# Given entries
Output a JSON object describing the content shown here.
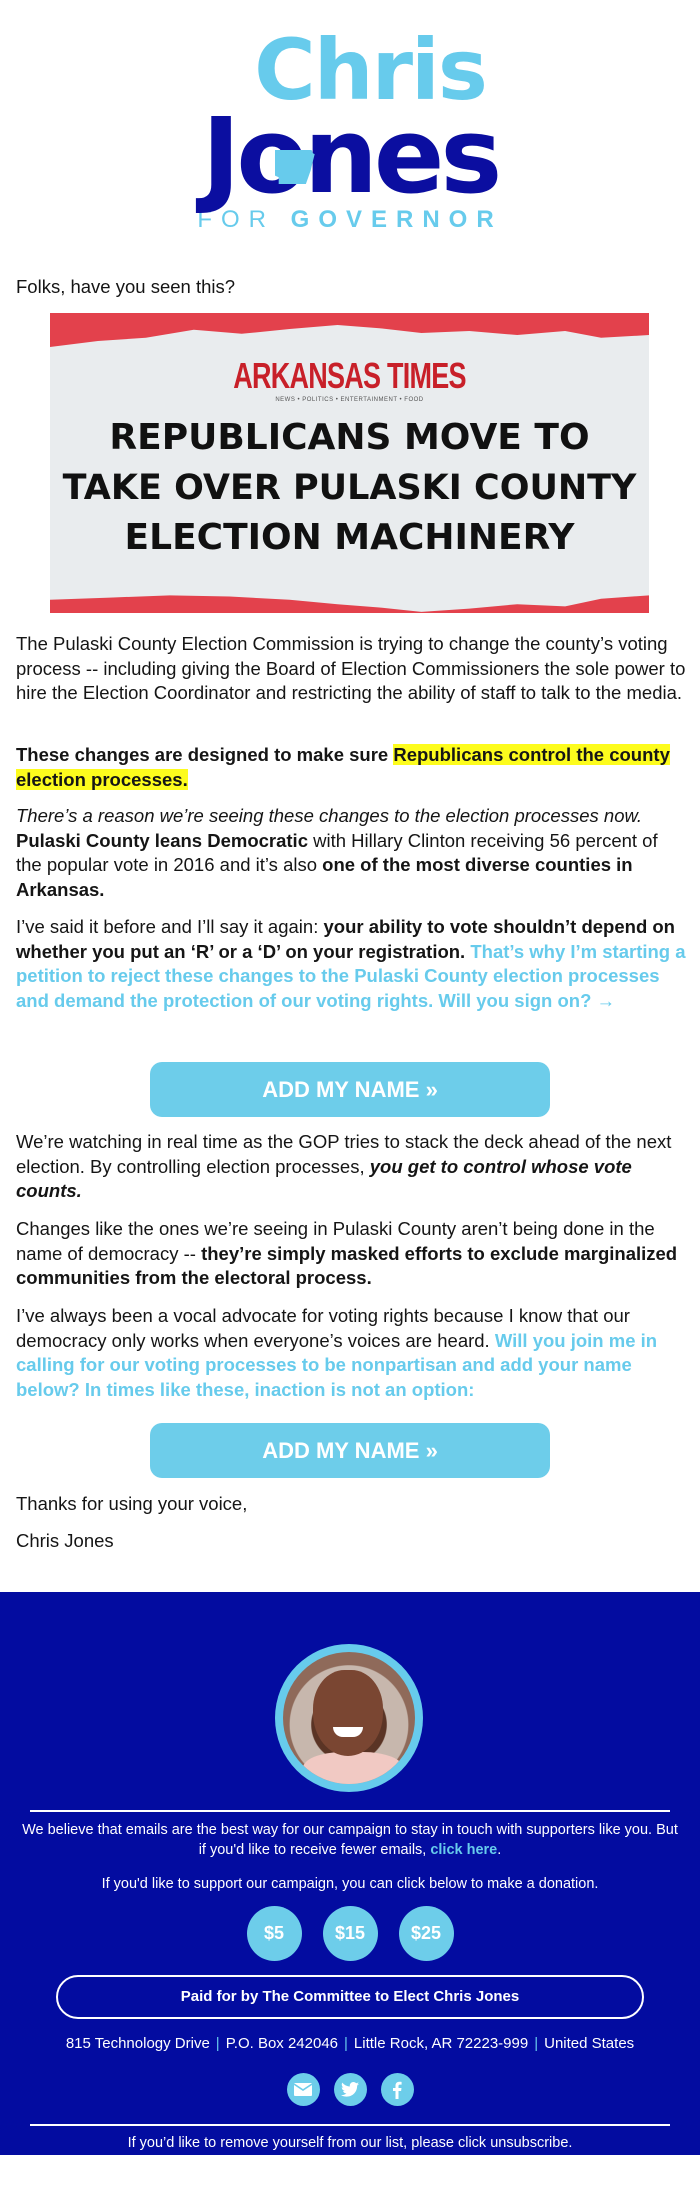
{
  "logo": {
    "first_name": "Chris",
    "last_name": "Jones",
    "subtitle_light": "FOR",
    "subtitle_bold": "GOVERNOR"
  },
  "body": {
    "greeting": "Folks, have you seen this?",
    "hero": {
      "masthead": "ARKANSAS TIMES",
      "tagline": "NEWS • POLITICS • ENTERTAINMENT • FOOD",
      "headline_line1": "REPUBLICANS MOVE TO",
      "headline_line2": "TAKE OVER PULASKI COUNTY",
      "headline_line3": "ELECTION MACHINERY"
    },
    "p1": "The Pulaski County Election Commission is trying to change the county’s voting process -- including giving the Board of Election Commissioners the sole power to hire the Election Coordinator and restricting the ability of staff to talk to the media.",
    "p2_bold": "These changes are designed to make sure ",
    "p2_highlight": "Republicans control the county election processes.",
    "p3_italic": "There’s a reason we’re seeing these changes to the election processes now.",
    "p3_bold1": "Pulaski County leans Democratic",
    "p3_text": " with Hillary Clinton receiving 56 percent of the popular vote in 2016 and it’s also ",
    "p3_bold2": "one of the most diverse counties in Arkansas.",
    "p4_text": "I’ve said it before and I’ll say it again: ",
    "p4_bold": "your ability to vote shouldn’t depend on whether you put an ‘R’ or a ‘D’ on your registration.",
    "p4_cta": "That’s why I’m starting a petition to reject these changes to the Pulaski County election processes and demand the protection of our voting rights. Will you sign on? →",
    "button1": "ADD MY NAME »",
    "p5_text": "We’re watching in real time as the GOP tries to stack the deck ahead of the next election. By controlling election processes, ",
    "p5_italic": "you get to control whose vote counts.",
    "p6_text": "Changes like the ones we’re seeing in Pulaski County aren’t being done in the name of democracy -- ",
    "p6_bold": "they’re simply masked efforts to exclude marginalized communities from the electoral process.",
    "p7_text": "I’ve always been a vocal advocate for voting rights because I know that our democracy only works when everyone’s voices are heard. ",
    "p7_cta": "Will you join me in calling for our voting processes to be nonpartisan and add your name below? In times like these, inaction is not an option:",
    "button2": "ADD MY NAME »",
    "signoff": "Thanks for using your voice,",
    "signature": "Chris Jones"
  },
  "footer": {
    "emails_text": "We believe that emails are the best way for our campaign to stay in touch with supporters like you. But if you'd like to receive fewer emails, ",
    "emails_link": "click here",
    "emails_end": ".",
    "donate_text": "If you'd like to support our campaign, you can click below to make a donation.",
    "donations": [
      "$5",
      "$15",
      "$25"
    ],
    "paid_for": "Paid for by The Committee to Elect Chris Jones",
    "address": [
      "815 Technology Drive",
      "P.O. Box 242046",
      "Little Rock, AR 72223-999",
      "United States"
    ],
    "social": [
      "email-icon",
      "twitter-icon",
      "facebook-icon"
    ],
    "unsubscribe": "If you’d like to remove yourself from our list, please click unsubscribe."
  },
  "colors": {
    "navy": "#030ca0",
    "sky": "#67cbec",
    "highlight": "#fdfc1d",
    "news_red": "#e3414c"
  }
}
...
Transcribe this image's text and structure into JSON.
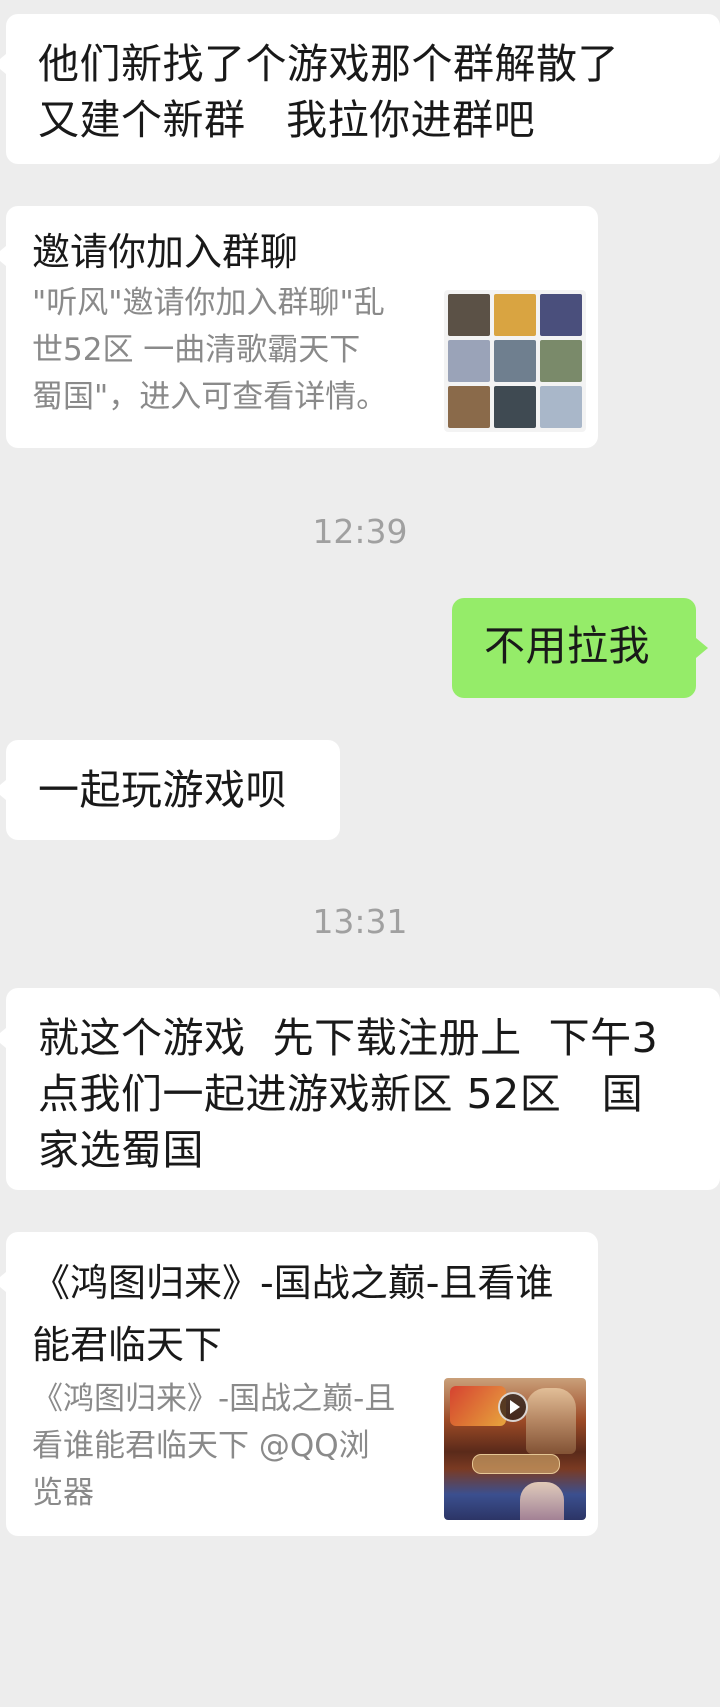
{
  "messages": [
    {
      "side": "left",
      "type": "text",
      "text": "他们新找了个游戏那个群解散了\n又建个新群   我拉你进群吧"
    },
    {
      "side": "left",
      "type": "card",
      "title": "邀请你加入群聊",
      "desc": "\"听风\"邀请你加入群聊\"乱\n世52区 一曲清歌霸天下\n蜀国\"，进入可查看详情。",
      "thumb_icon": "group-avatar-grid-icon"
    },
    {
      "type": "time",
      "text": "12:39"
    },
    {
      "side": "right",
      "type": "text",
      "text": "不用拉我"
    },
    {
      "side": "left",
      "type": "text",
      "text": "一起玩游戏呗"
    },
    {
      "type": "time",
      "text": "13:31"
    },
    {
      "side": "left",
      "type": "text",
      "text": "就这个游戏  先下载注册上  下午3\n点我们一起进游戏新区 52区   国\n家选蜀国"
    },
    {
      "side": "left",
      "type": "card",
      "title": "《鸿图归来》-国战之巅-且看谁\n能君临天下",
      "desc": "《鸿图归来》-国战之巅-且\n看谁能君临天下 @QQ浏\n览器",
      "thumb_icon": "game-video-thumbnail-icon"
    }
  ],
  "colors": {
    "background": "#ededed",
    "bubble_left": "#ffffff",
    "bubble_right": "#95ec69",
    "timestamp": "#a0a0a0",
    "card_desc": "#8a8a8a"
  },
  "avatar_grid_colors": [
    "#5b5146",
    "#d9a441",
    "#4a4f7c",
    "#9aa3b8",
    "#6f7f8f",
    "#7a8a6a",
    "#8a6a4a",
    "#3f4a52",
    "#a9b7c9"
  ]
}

# Short task
Copy every line of the records above that contains "vote".

# The completed task
    "p3_text": " with Hillary Clinton receiving 56 percent of the popular vote in 2016 and it’s also ",
    "p4_bold": "your ability to vote shouldn’t depend on whether you put an ‘R’ or a ‘D’ on your registration.",
    "p5_italic": "you get to control whose vote counts.",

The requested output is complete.